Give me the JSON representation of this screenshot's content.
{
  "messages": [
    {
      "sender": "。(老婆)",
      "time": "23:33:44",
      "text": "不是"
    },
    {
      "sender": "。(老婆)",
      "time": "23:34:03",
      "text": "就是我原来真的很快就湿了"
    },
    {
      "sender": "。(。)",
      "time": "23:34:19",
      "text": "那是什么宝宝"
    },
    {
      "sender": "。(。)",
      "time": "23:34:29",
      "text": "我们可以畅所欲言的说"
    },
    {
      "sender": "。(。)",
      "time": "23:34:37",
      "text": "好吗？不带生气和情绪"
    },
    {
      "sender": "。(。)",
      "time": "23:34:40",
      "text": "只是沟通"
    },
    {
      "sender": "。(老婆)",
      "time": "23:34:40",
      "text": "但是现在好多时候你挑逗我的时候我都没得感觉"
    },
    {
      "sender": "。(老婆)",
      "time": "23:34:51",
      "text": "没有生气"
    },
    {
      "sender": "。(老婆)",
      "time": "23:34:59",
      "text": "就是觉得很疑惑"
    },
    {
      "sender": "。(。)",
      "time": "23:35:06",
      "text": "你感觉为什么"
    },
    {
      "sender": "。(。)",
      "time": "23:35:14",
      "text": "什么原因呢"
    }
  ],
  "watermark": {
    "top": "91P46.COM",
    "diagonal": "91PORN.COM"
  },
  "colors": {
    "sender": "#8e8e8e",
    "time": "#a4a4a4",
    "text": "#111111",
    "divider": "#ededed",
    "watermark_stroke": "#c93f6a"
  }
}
-*-
How many lines of the entries above hold the string "time"? Reply with the number alone.

12